• **Your goal**: Transcribe exactly the stretch of lines beginning at the one containing "Give me the" and closing with the last line of the entries below. Omit images.

[Dataset records on visual material]
╭──

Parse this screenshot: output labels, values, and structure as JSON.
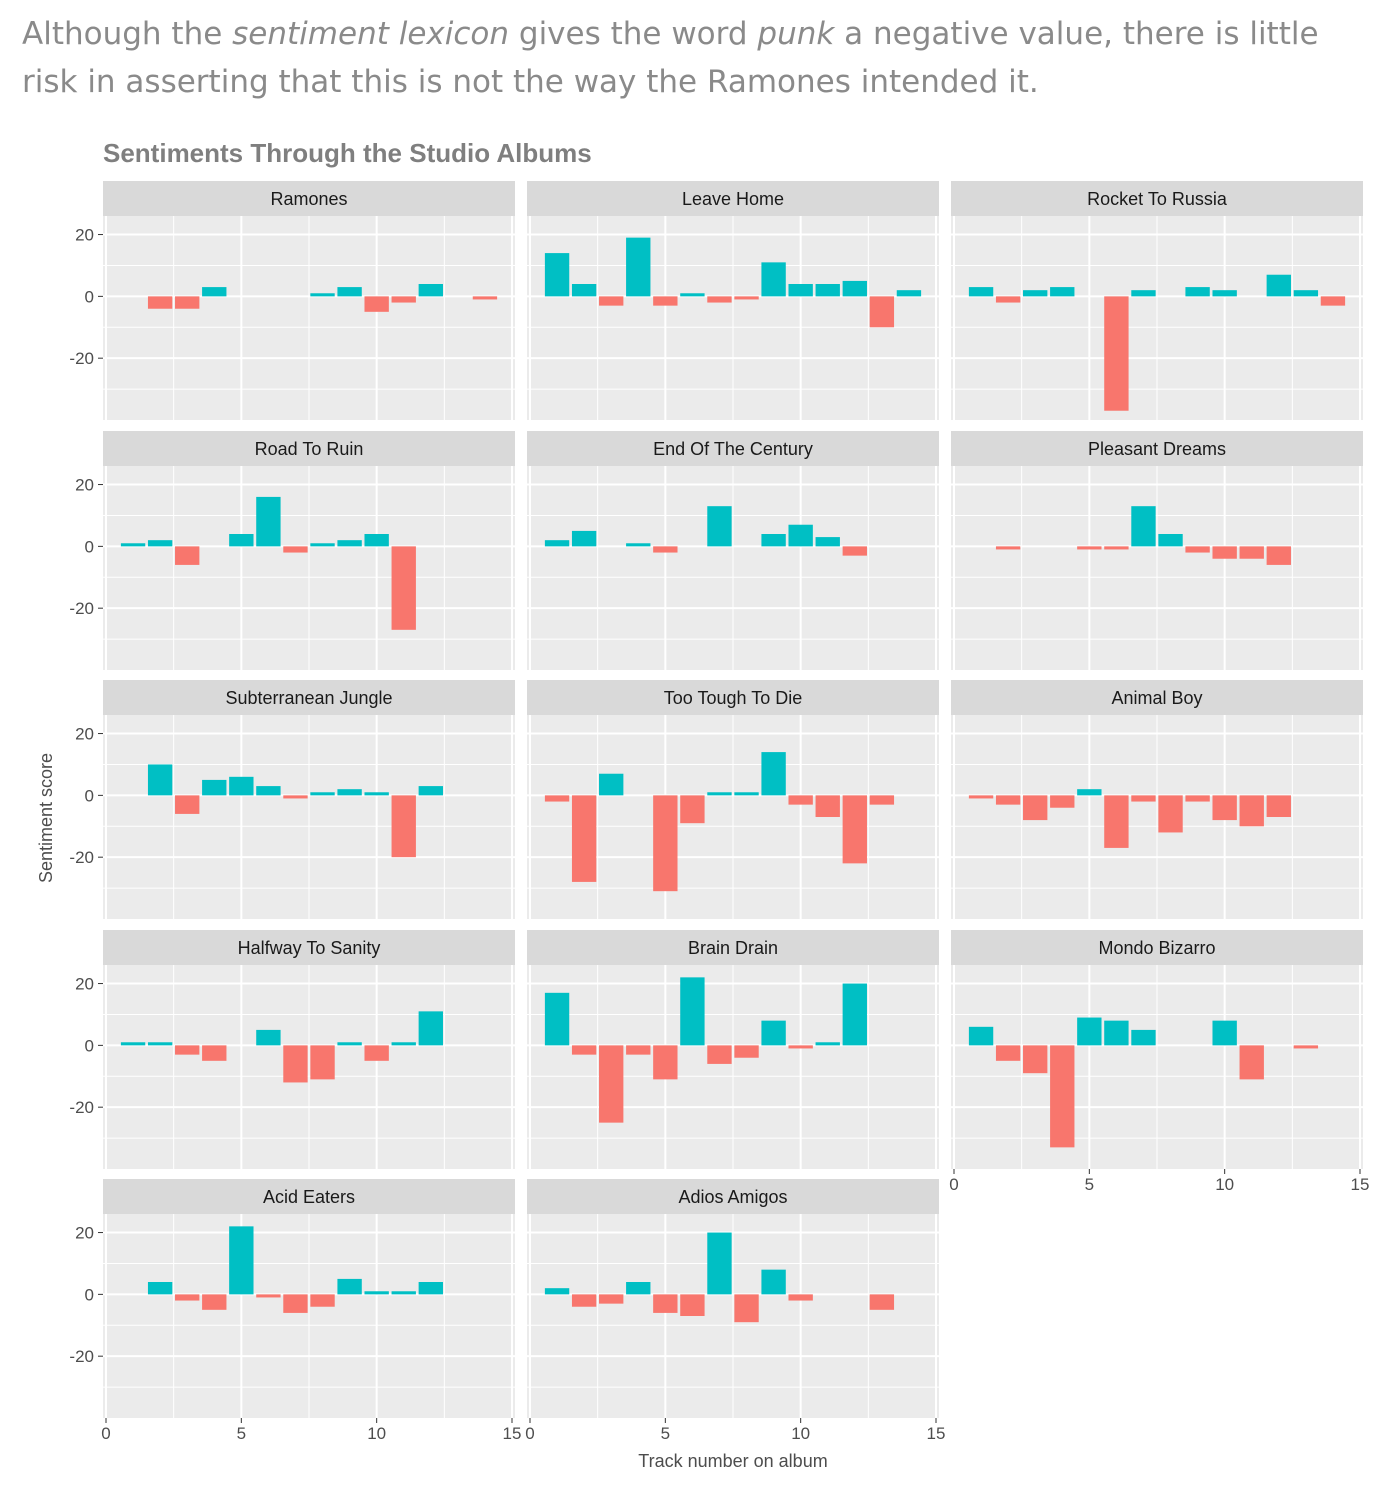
{
  "intro": {
    "part1": "Although the ",
    "em1": "sentiment lexicon",
    "part2": " gives the word ",
    "em2": "punk",
    "part3": " a negative value, there is little risk in asserting that this is not the way the Ramones intended it."
  },
  "colors": {
    "positive": "#00bfc4",
    "negative": "#f8766d",
    "panel_bg": "#ebebeb",
    "strip_bg": "#d9d9d9",
    "grid": "#ffffff"
  },
  "chart_data": {
    "type": "bar",
    "title": "Sentiments Through the Studio Albums",
    "xlabel": "Track number on album",
    "ylabel": "Sentiment score",
    "xlim": [
      0,
      15
    ],
    "ylim": [
      -40,
      26
    ],
    "x_ticks": [
      0,
      5,
      10,
      15
    ],
    "y_ticks": [
      20,
      0,
      -20
    ],
    "grid": true,
    "legend": "none",
    "panels": [
      {
        "name": "Ramones",
        "values": [
          [
            2,
            -4
          ],
          [
            3,
            -4
          ],
          [
            4,
            3
          ],
          [
            8,
            1
          ],
          [
            9,
            3
          ],
          [
            10,
            -5
          ],
          [
            11,
            -2
          ],
          [
            12,
            4
          ],
          [
            14,
            -1
          ]
        ]
      },
      {
        "name": "Leave Home",
        "values": [
          [
            1,
            14
          ],
          [
            2,
            4
          ],
          [
            3,
            -3
          ],
          [
            4,
            19
          ],
          [
            5,
            -3
          ],
          [
            6,
            1
          ],
          [
            7,
            -2
          ],
          [
            8,
            -1
          ],
          [
            9,
            11
          ],
          [
            10,
            4
          ],
          [
            11,
            4
          ],
          [
            12,
            5
          ],
          [
            13,
            -10
          ],
          [
            14,
            2
          ]
        ]
      },
      {
        "name": "Rocket To Russia",
        "values": [
          [
            1,
            3
          ],
          [
            2,
            -2
          ],
          [
            3,
            2
          ],
          [
            4,
            3
          ],
          [
            6,
            -37
          ],
          [
            7,
            2
          ],
          [
            9,
            3
          ],
          [
            10,
            2
          ],
          [
            12,
            7
          ],
          [
            13,
            2
          ],
          [
            14,
            -3
          ]
        ]
      },
      {
        "name": "Road To Ruin",
        "values": [
          [
            1,
            1
          ],
          [
            2,
            2
          ],
          [
            3,
            -6
          ],
          [
            5,
            4
          ],
          [
            6,
            16
          ],
          [
            7,
            -2
          ],
          [
            8,
            1
          ],
          [
            9,
            2
          ],
          [
            10,
            4
          ],
          [
            11,
            -27
          ]
        ]
      },
      {
        "name": "End Of The Century",
        "values": [
          [
            1,
            2
          ],
          [
            2,
            5
          ],
          [
            4,
            1
          ],
          [
            5,
            -2
          ],
          [
            7,
            13
          ],
          [
            9,
            4
          ],
          [
            10,
            7
          ],
          [
            11,
            3
          ],
          [
            12,
            -3
          ]
        ]
      },
      {
        "name": "Pleasant Dreams",
        "values": [
          [
            2,
            -1
          ],
          [
            5,
            -1
          ],
          [
            6,
            -1
          ],
          [
            7,
            13
          ],
          [
            8,
            4
          ],
          [
            9,
            -2
          ],
          [
            10,
            -4
          ],
          [
            11,
            -4
          ],
          [
            12,
            -6
          ]
        ]
      },
      {
        "name": "Subterranean Jungle",
        "values": [
          [
            2,
            10
          ],
          [
            3,
            -6
          ],
          [
            4,
            5
          ],
          [
            5,
            6
          ],
          [
            6,
            3
          ],
          [
            7,
            -1
          ],
          [
            8,
            1
          ],
          [
            9,
            2
          ],
          [
            10,
            1
          ],
          [
            11,
            -20
          ],
          [
            12,
            3
          ]
        ]
      },
      {
        "name": "Too Tough To Die",
        "values": [
          [
            1,
            -2
          ],
          [
            2,
            -28
          ],
          [
            3,
            7
          ],
          [
            5,
            -31
          ],
          [
            6,
            -9
          ],
          [
            7,
            1
          ],
          [
            8,
            1
          ],
          [
            9,
            14
          ],
          [
            10,
            -3
          ],
          [
            11,
            -7
          ],
          [
            12,
            -22
          ],
          [
            13,
            -3
          ]
        ]
      },
      {
        "name": "Animal Boy",
        "values": [
          [
            1,
            -1
          ],
          [
            2,
            -3
          ],
          [
            3,
            -8
          ],
          [
            4,
            -4
          ],
          [
            5,
            2
          ],
          [
            6,
            -17
          ],
          [
            7,
            -2
          ],
          [
            8,
            -12
          ],
          [
            9,
            -2
          ],
          [
            10,
            -8
          ],
          [
            11,
            -10
          ],
          [
            12,
            -7
          ]
        ]
      },
      {
        "name": "Halfway To Sanity",
        "values": [
          [
            1,
            1
          ],
          [
            2,
            1
          ],
          [
            3,
            -3
          ],
          [
            4,
            -5
          ],
          [
            6,
            5
          ],
          [
            7,
            -12
          ],
          [
            8,
            -11
          ],
          [
            9,
            1
          ],
          [
            10,
            -5
          ],
          [
            11,
            1
          ],
          [
            12,
            11
          ]
        ]
      },
      {
        "name": "Brain Drain",
        "values": [
          [
            1,
            17
          ],
          [
            2,
            -3
          ],
          [
            3,
            -25
          ],
          [
            4,
            -3
          ],
          [
            5,
            -11
          ],
          [
            6,
            22
          ],
          [
            7,
            -6
          ],
          [
            8,
            -4
          ],
          [
            9,
            8
          ],
          [
            10,
            -1
          ],
          [
            11,
            1
          ],
          [
            12,
            20
          ]
        ]
      },
      {
        "name": "Mondo Bizarro",
        "values": [
          [
            1,
            6
          ],
          [
            2,
            -5
          ],
          [
            3,
            -9
          ],
          [
            4,
            -33
          ],
          [
            5,
            9
          ],
          [
            6,
            8
          ],
          [
            7,
            5
          ],
          [
            10,
            8
          ],
          [
            11,
            -11
          ],
          [
            13,
            -1
          ]
        ]
      },
      {
        "name": "Acid Eaters",
        "values": [
          [
            2,
            4
          ],
          [
            3,
            -2
          ],
          [
            4,
            -5
          ],
          [
            5,
            22
          ],
          [
            6,
            -1
          ],
          [
            7,
            -6
          ],
          [
            8,
            -4
          ],
          [
            9,
            5
          ],
          [
            10,
            1
          ],
          [
            11,
            1
          ],
          [
            12,
            4
          ]
        ]
      },
      {
        "name": "Adios Amigos",
        "values": [
          [
            1,
            2
          ],
          [
            2,
            -4
          ],
          [
            3,
            -3
          ],
          [
            4,
            4
          ],
          [
            5,
            -6
          ],
          [
            6,
            -7
          ],
          [
            7,
            20
          ],
          [
            8,
            -9
          ],
          [
            9,
            8
          ],
          [
            10,
            -2
          ],
          [
            13,
            -5
          ]
        ]
      }
    ]
  }
}
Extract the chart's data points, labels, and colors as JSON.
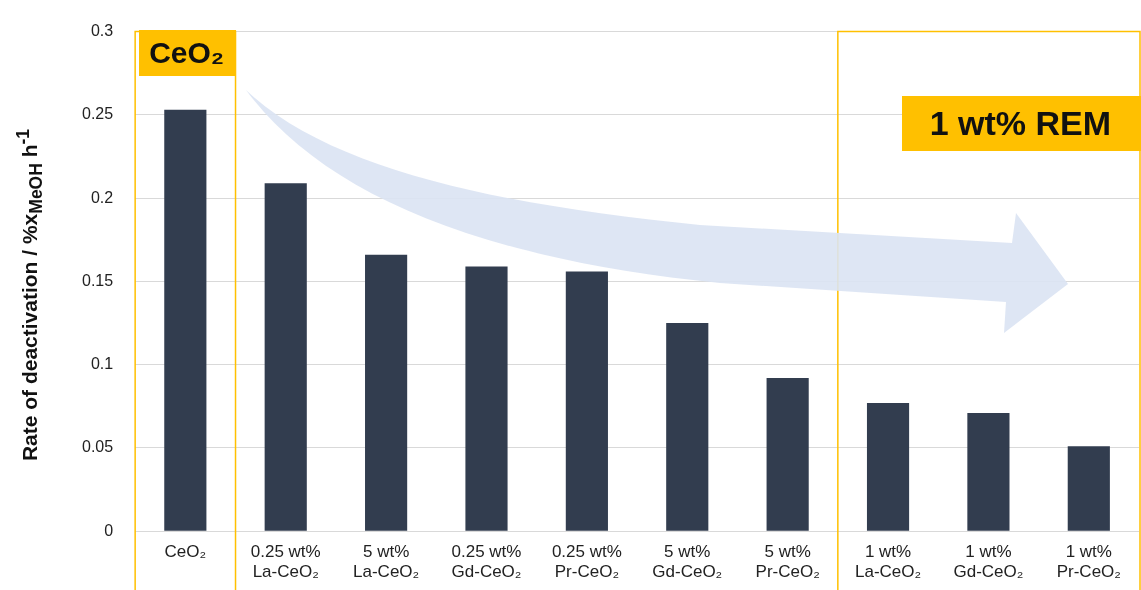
{
  "chart_data": {
    "type": "bar",
    "ylabel": "Rate of deactivation / %x$_{MeOH}$ h$^{-1}$",
    "categories": [
      "CeO₂",
      "0.25 wt% La-CeO₂",
      "5 wt% La-CeO₂",
      "0.25 wt% Gd-CeO₂",
      "0.25 wt% Pr-CeO₂",
      "5 wt% Gd-CeO₂",
      "5 wt% Pr-CeO₂",
      "1 wt% La-CeO₂",
      "1 wt% Gd-CeO₂",
      "1 wt% Pr-CeO₂"
    ],
    "values": [
      0.253,
      0.209,
      0.166,
      0.159,
      0.156,
      0.125,
      0.092,
      0.077,
      0.071,
      0.051
    ],
    "color": "#323d4f",
    "ylim": [
      0,
      0.3
    ],
    "yticks": [
      0,
      0.05,
      0.1,
      0.15,
      0.2,
      0.25,
      0.3
    ],
    "grid": "y",
    "bands": [
      {
        "axis": "x",
        "from": "CeO₂",
        "to": "CeO₂",
        "color": "#ffc000"
      },
      {
        "axis": "x",
        "from": "1 wt% La-CeO₂",
        "to": "1 wt% Pr-CeO₂",
        "color": "#ffc000"
      }
    ],
    "annotations": [
      "CeO₂",
      "1 wt% REM"
    ]
  }
}
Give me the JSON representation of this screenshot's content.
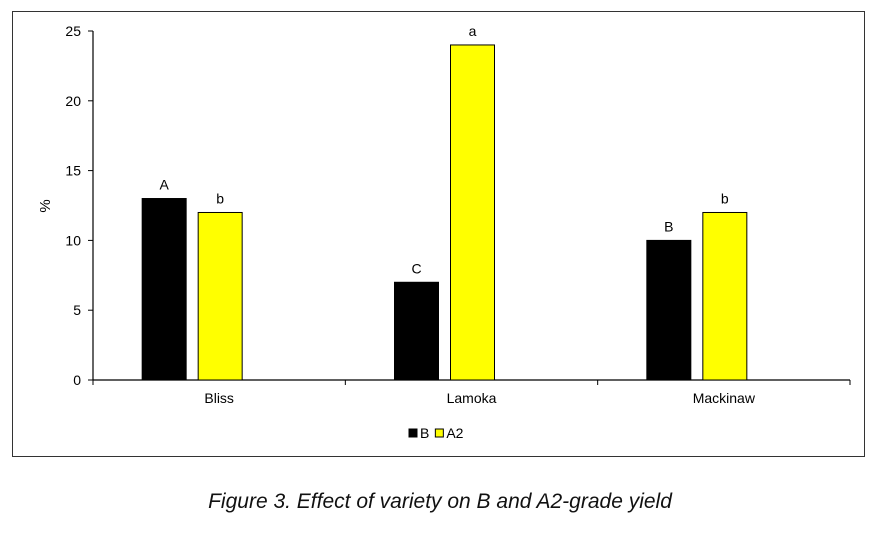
{
  "chart_data": {
    "type": "bar",
    "title": "",
    "xlabel": "",
    "ylabel": "%",
    "ylim": [
      0,
      25
    ],
    "yticks": [
      0,
      5,
      10,
      15,
      20,
      25
    ],
    "categories": [
      "Bliss",
      "Lamoka",
      "Mackinaw"
    ],
    "series": [
      {
        "name": "B",
        "color": "#000000",
        "values": [
          13,
          7,
          10
        ],
        "labels": [
          "A",
          "C",
          "B"
        ]
      },
      {
        "name": "A2",
        "color": "#ffff00",
        "values": [
          12,
          24,
          12
        ],
        "labels": [
          "b",
          "a",
          "b"
        ]
      }
    ],
    "legend": "bottom",
    "grid": false
  },
  "caption": "Figure 3. Effect of variety on B and A2-grade yield"
}
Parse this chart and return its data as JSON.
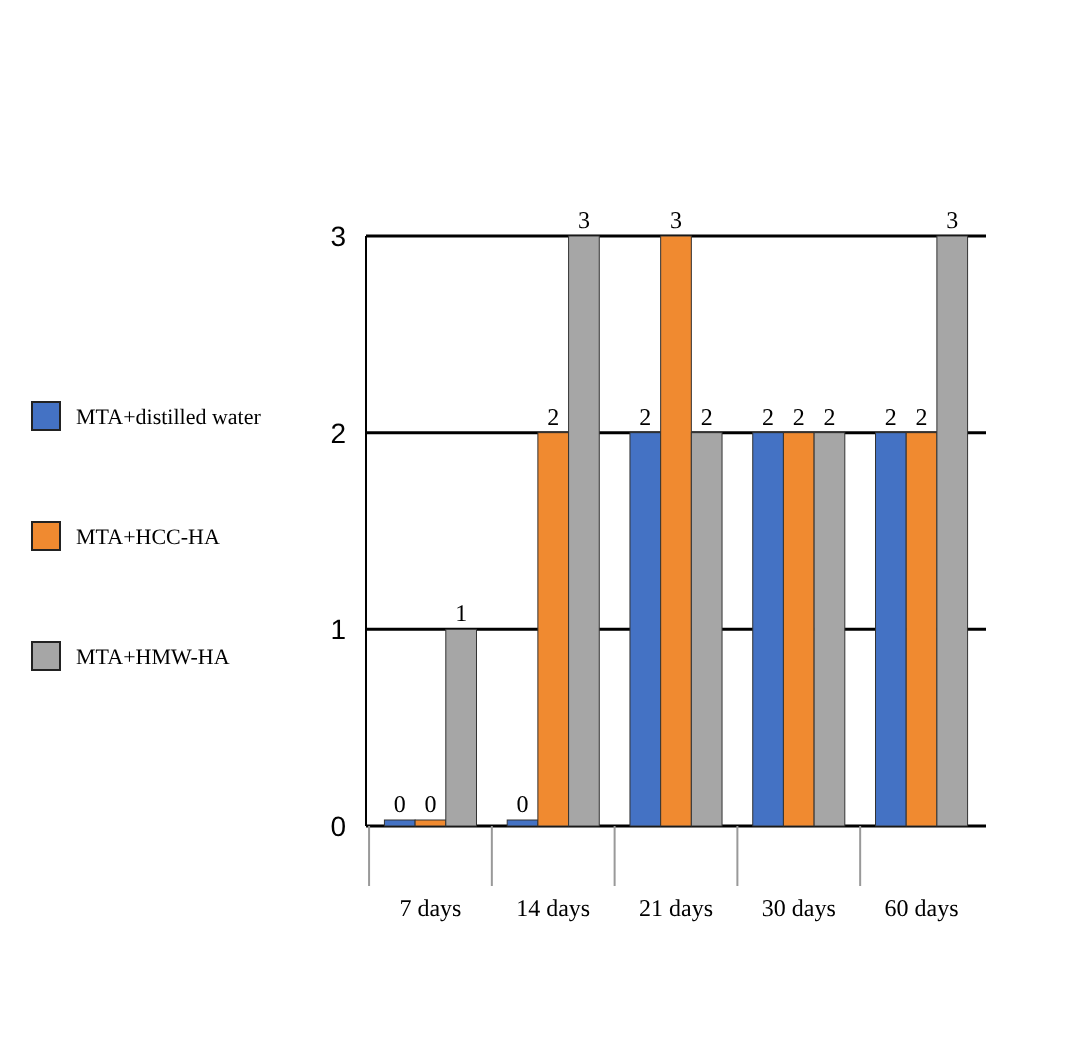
{
  "chart_data": {
    "type": "bar",
    "categories": [
      "7 days",
      "14 days",
      "21 days",
      "30 days",
      "60 days"
    ],
    "series": [
      {
        "name": "MTA+distilled water",
        "color": "#4472c4",
        "values": [
          0,
          0,
          2,
          2,
          2
        ]
      },
      {
        "name": "MTA+HCC-HA",
        "color": "#f08a30",
        "values": [
          0,
          2,
          3,
          2,
          2
        ]
      },
      {
        "name": "MTA+HMW-HA",
        "color": "#a6a6a6",
        "values": [
          1,
          3,
          2,
          2,
          3
        ]
      }
    ],
    "ylim": [
      0,
      3
    ],
    "yticks": [
      0,
      1,
      2,
      3
    ],
    "grid": "y",
    "legend": "left",
    "data_labels": true
  }
}
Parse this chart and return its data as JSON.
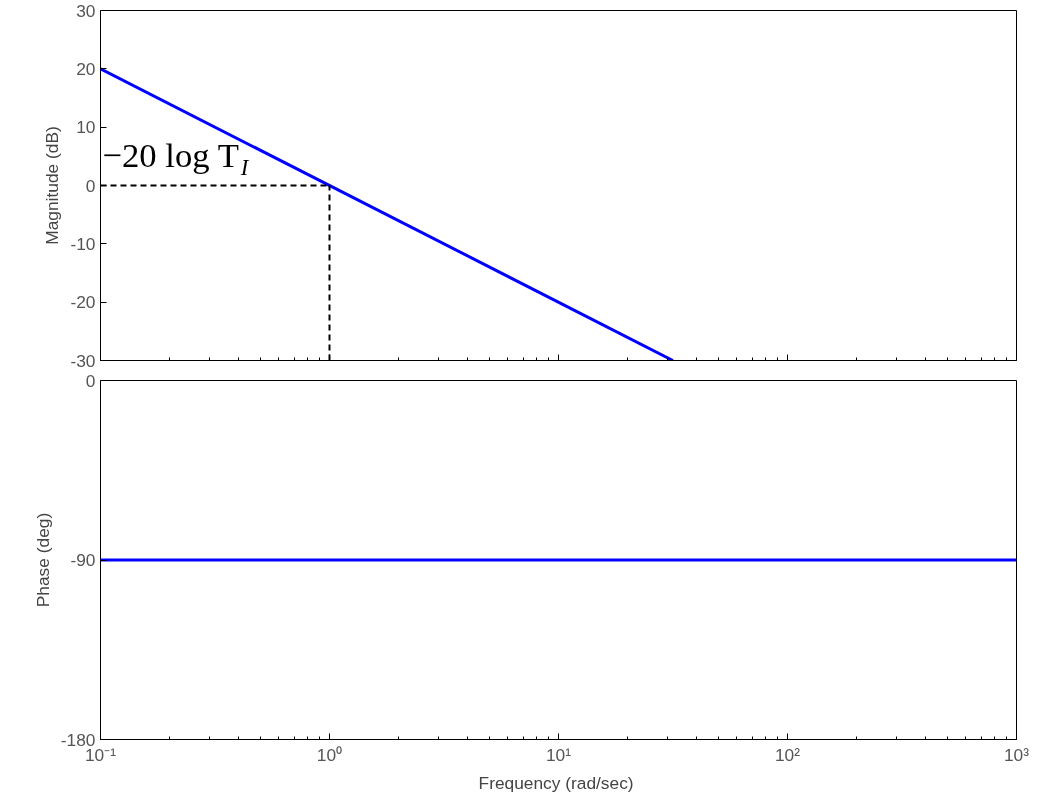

╰──

• **Output of the task**:
Give me the JSON representation of this screenshot's content.
{
  "chart_data": {
    "type": "bar",
    "title": "",
    "xlabel": "",
    "ylabel": "%",
    "ylim": [
      0,
      25
    ],
    "yticks": [
      0,
      5,
      10,
      15,
      20,
      25
    ],
    "categories": [
      "Bliss",
      "Lamoka",
      "Mackinaw"
    ],
    "series": [
      {
        "name": "B",
        "color": "#000000",
        "values": [
          13,
          7,
          10
        ],
        "labels": [
          "A",
          "C",
          "B"
        ]
      },
      {
        "name": "A2",
        "color": "#ffff00",
        "values": [
          12,
          24,
          12
        ],
        "labels": [
          "b",
          "a",
          "b"
        ]
      }
    ],
    "legend": "bottom",
    "grid": false
  },
  "caption": "Figure 3. Effect of variety on B and A2-grade yield"
}
Parse this chart and return its data as JSON.
{
  "chart_data": {
    "type": "bar",
    "categories": [
      "7 days",
      "14 days",
      "21 days",
      "30 days",
      "60 days"
    ],
    "series": [
      {
        "name": "MTA+distilled water",
        "color": "#4472c4",
        "values": [
          0,
          0,
          2,
          2,
          2
        ]
      },
      {
        "name": "MTA+HCC-HA",
        "color": "#f08a30",
        "values": [
          0,
          2,
          3,
          2,
          2
        ]
      },
      {
        "name": "MTA+HMW-HA",
        "color": "#a6a6a6",
        "values": [
          1,
          3,
          2,
          2,
          3
        ]
      }
    ],
    "ylim": [
      0,
      3
    ],
    "yticks": [
      0,
      1,
      2,
      3
    ],
    "grid": "y",
    "legend": "left",
    "data_labels": true
  }
}
Parse this chart and return its data as JSON.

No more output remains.